- _Problem requirements_:
Restate every entry word for word.

● ● ● ● ●

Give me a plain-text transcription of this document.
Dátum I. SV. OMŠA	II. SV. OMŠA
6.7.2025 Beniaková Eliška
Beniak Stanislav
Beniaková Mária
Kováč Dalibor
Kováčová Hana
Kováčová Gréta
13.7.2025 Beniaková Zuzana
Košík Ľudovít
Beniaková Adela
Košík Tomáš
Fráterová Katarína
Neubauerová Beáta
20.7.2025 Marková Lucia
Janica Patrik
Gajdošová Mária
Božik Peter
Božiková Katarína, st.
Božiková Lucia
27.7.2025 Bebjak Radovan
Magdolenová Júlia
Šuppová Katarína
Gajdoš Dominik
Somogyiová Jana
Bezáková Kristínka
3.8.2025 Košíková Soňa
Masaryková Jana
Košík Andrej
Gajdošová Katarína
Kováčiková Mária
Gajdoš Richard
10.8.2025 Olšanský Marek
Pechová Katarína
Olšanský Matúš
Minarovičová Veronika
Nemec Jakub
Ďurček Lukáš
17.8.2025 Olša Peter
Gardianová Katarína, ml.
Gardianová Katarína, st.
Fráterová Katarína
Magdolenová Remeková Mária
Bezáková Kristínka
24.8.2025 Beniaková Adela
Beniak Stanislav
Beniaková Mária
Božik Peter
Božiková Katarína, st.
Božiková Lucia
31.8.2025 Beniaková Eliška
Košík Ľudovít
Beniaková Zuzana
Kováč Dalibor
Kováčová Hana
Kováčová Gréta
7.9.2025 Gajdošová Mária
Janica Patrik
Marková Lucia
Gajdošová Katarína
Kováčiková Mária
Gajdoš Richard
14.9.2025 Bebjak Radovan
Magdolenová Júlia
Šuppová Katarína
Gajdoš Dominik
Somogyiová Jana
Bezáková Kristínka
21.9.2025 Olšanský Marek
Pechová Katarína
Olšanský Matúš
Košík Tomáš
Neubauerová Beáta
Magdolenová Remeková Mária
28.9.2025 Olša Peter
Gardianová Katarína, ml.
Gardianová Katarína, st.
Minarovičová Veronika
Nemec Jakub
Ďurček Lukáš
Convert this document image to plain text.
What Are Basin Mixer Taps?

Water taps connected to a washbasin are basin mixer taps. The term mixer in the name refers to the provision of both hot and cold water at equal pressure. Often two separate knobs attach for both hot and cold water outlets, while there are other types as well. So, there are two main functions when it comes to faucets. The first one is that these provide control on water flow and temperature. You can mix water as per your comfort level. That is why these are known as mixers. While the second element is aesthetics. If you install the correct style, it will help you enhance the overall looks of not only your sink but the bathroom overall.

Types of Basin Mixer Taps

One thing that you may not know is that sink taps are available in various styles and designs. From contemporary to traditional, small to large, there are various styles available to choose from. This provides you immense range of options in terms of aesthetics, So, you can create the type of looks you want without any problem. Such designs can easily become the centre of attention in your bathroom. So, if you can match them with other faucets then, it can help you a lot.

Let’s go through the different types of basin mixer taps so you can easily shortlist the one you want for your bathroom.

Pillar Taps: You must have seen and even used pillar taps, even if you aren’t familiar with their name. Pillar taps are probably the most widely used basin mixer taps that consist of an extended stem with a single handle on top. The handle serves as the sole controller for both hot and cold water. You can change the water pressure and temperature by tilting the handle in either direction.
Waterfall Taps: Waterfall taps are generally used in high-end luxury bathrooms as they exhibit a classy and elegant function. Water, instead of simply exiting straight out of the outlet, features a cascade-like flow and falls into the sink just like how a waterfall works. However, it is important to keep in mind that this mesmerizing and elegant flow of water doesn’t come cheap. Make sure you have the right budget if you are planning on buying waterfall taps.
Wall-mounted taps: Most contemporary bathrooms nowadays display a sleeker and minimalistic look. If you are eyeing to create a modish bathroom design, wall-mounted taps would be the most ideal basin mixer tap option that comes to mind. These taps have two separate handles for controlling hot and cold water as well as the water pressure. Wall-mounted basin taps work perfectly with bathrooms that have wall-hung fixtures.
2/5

● ● ● ● ●

- _Written reply_:
Give me a plain-text transcription of this document.
Dátum I. SV. OMŠA	II. SV. OMŠA
6.7.2025 Beniaková Eliška
Beniak Stanislav
Beniaková Mária
Kováč Dalibor
Kováčová Hana
Kováčová Gréta
13.7.2025 Beniaková Zuzana
Košík Ľudovít
Beniaková Adela
Košík Tomáš
Fráterová Katarína
Neubauerová Beáta
20.7.2025 Marková Lucia
Janica Patrik
Gajdošová Mária
Božik Peter
Božiková Katarína, st.
Božiková Lucia
27.7.2025 Bebjak Radovan
Magdolenová Júlia
Šuppová Katarína
Gajdoš Dominik
Somogyiová Jana
Bezáková Kristínka
3.8.2025 Košíková Soňa
Masaryková Jana
Košík Andrej
Gajdošová Katarína
Kováčiková Mária
Gajdoš Richard
10.8.2025 Olšanský Marek
Pechová Katarína
Olšanský Matúš
Minarovičová Veronika
Nemec Jakub
Ďurček Lukáš
17.8.2025 Olša Peter
Gardianová Katarína, ml.
Gardianová Katarína, st.
Fráterová Katarína
Magdolenová Remeková Mária
Bezáková Kristínka
24.8.2025 Beniaková Adela
Beniak Stanislav
Beniaková Mária
Božik Peter
Božiková Katarína, st.
Božiková Lucia
31.8.2025 Beniaková Eliška
Košík Ľudovít
Beniaková Zuzana
Kováč Dalibor
Kováčová Hana
Kováčová Gréta
7.9.2025 Gajdošová Mária
Janica Patrik
Marková Lucia
Gajdošová Katarína
Kováčiková Mária
Gajdoš Richard
14.9.2025 Bebjak Radovan
Magdolenová Júlia
Šuppová Katarína
Gajdoš Dominik
Somogyiová Jana
Bezáková Kristínka
21.9.2025 Olšanský Marek
Pechová Katarína
Olšanský Matúš
Košík Tomáš
Neubauerová Beáta
Magdolenová Remeková Mária
28.9.2025 Olša Peter
Gardianová Katarína, ml.
Gardianová Katarína, st.
Minarovičová Veronika
Nemec Jakub
Ďurček Lukáš
Convert this document image to plain text.
What Are Basin Mixer Taps?

Water taps connected to a washbasin are basin mixer taps. The term mixer in the name refers to the provision of both hot and cold water at equal pressure. Often two separate knobs attach for both hot and cold water outlets, while there are other types as well. So, there are two main functions when it comes to faucets. The first one is that these provide control on water flow and temperature. You can mix water as per your comfort level. That is why these are known as mixers. While the second element is aesthetics. If you install the correct style, it will help you enhance the overall looks of not only your sink but the bathroom overall.

Types of Basin Mixer Taps

One thing that you may not know is that sink taps are available in various styles and designs. From contemporary to traditional, small to large, there are various styles available to choose from. This provides you immense range of options in terms of aesthetics, So, you can create the type of looks you want without any problem. Such designs can easily become the centre of attention in your bathroom. So, if you can match them with other faucets then, it can help you a lot.

Let’s go through the different types of basin mixer taps so you can easily shortlist the one you want for your bathroom.

Pillar Taps: You must have seen and even used pillar taps, even if you aren’t familiar with their name. Pillar taps are probably the most widely used basin mixer taps that consist of an extended stem with a single handle on top. The handle serves as the sole controller for both hot and cold water. You can change the water pressure and temperature by tilting the handle in either direction.
Waterfall Taps: Waterfall taps are generally used in high-end luxury bathrooms as they exhibit a classy and elegant function. Water, instead of simply exiting straight out of the outlet, features a cascade-like flow and falls into the sink just like how a waterfall works. However, it is important to keep in mind that this mesmerizing and elegant flow of water doesn’t come cheap. Make sure you have the right budget if you are planning on buying waterfall taps.
Wall-mounted taps: Most contemporary bathrooms nowadays display a sleeker and minimalistic look. If you are eyeing to create a modish bathroom design, wall-mounted taps would be the most ideal basin mixer tap option that comes to mind. These taps have two separate handles for controlling hot and cold water as well as the water pressure. Wall-mounted basin taps work perfectly with bathrooms that have wall-hung fixtures.
2/5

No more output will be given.